> [TASK DESCRIPTION]:
Copy out every record below, word for word.

> [RECORDS PROVIDED]:
___

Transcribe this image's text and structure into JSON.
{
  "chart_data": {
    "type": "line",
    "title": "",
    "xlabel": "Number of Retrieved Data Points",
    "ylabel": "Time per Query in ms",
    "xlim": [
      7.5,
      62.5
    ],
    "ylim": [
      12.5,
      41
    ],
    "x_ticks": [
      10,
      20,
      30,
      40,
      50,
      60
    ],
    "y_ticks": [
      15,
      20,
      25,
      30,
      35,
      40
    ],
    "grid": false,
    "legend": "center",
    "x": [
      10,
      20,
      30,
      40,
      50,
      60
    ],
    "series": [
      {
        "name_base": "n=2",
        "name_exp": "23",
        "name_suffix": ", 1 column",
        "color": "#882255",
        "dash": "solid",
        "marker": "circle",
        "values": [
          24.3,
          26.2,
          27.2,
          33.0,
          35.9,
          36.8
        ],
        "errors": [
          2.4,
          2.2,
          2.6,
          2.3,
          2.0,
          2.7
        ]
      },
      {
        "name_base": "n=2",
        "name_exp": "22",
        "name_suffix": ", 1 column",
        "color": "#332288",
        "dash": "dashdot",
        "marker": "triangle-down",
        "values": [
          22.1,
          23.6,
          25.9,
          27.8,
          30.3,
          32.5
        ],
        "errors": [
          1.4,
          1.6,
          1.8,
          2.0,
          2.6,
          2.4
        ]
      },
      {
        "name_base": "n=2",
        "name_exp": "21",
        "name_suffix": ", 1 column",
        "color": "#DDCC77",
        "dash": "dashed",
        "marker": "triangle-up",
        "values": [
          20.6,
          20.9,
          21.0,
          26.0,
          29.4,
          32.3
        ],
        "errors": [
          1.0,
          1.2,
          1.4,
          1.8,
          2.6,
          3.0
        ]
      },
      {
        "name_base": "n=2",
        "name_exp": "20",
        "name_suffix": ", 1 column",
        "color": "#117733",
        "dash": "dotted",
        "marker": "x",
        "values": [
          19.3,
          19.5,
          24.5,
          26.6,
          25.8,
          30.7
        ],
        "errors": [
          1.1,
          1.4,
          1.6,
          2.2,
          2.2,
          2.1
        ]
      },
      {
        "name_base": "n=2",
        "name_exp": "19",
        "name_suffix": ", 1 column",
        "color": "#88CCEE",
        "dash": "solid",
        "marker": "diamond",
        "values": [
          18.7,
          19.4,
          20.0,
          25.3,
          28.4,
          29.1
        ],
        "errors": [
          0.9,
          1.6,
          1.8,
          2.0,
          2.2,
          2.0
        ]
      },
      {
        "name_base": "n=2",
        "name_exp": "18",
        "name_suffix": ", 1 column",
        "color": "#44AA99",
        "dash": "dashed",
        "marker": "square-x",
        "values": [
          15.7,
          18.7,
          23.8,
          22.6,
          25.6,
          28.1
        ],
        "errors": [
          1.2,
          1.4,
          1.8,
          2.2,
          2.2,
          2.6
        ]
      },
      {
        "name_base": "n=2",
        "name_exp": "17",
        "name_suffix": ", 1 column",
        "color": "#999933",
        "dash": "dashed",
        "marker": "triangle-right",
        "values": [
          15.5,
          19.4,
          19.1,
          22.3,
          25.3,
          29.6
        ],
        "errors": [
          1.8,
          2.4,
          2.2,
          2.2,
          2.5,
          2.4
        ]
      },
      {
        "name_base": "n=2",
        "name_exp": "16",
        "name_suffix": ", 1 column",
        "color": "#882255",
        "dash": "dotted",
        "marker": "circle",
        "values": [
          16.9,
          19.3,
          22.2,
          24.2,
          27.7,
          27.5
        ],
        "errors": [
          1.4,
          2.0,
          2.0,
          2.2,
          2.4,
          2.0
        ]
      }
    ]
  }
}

___

> [RESPONSE FOR THIS EXERCISE]:
Transcribe this image's text and structure into JSON.
{
  "chart_data": {
    "type": "line",
    "title": "",
    "xlabel": "Number of Retrieved Data Points",
    "ylabel": "Time per Query in ms",
    "xlim": [
      7.5,
      62.5
    ],
    "ylim": [
      12.5,
      41
    ],
    "x_ticks": [
      10,
      20,
      30,
      40,
      50,
      60
    ],
    "y_ticks": [
      15,
      20,
      25,
      30,
      35,
      40
    ],
    "grid": false,
    "legend": "center",
    "x": [
      10,
      20,
      30,
      40,
      50,
      60
    ],
    "series": [
      {
        "name_base": "n=2",
        "name_exp": "23",
        "name_suffix": ", 1 column",
        "color": "#882255",
        "dash": "solid",
        "marker": "circle",
        "values": [
          24.3,
          26.2,
          27.2,
          33.0,
          35.9,
          36.8
        ],
        "errors": [
          2.4,
          2.2,
          2.6,
          2.3,
          2.0,
          2.7
        ]
      },
      {
        "name_base": "n=2",
        "name_exp": "22",
        "name_suffix": ", 1 column",
        "color": "#332288",
        "dash": "dashdot",
        "marker": "triangle-down",
        "values": [
          22.1,
          23.6,
          25.9,
          27.8,
          30.3,
          32.5
        ],
        "errors": [
          1.4,
          1.6,
          1.8,
          2.0,
          2.6,
          2.4
        ]
      },
      {
        "name_base": "n=2",
        "name_exp": "21",
        "name_suffix": ", 1 column",
        "color": "#DDCC77",
        "dash": "dashed",
        "marker": "triangle-up",
        "values": [
          20.6,
          20.9,
          21.0,
          26.0,
          29.4,
          32.3
        ],
        "errors": [
          1.0,
          1.2,
          1.4,
          1.8,
          2.6,
          3.0
        ]
      },
      {
        "name_base": "n=2",
        "name_exp": "20",
        "name_suffix": ", 1 column",
        "color": "#117733",
        "dash": "dotted",
        "marker": "x",
        "values": [
          19.3,
          19.5,
          24.5,
          26.6,
          25.8,
          30.7
        ],
        "errors": [
          1.1,
          1.4,
          1.6,
          2.2,
          2.2,
          2.1
        ]
      },
      {
        "name_base": "n=2",
        "name_exp": "19",
        "name_suffix": ", 1 column",
        "color": "#88CCEE",
        "dash": "solid",
        "marker": "diamond",
        "values": [
          18.7,
          19.4,
          20.0,
          25.3,
          28.4,
          29.1
        ],
        "errors": [
          0.9,
          1.6,
          1.8,
          2.0,
          2.2,
          2.0
        ]
      },
      {
        "name_base": "n=2",
        "name_exp": "18",
        "name_suffix": ", 1 column",
        "color": "#44AA99",
        "dash": "dashed",
        "marker": "square-x",
        "values": [
          15.7,
          18.7,
          23.8,
          22.6,
          25.6,
          28.1
        ],
        "errors": [
          1.2,
          1.4,
          1.8,
          2.2,
          2.2,
          2.6
        ]
      },
      {
        "name_base": "n=2",
        "name_exp": "17",
        "name_suffix": ", 1 column",
        "color": "#999933",
        "dash": "dashed",
        "marker": "triangle-right",
        "values": [
          15.5,
          19.4,
          19.1,
          22.3,
          25.3,
          29.6
        ],
        "errors": [
          1.8,
          2.4,
          2.2,
          2.2,
          2.5,
          2.4
        ]
      },
      {
        "name_base": "n=2",
        "name_exp": "16",
        "name_suffix": ", 1 column",
        "color": "#882255",
        "dash": "dotted",
        "marker": "circle",
        "values": [
          16.9,
          19.3,
          22.2,
          24.2,
          27.7,
          27.5
        ],
        "errors": [
          1.4,
          2.0,
          2.0,
          2.2,
          2.4,
          2.0
        ]
      }
    ]
  }
}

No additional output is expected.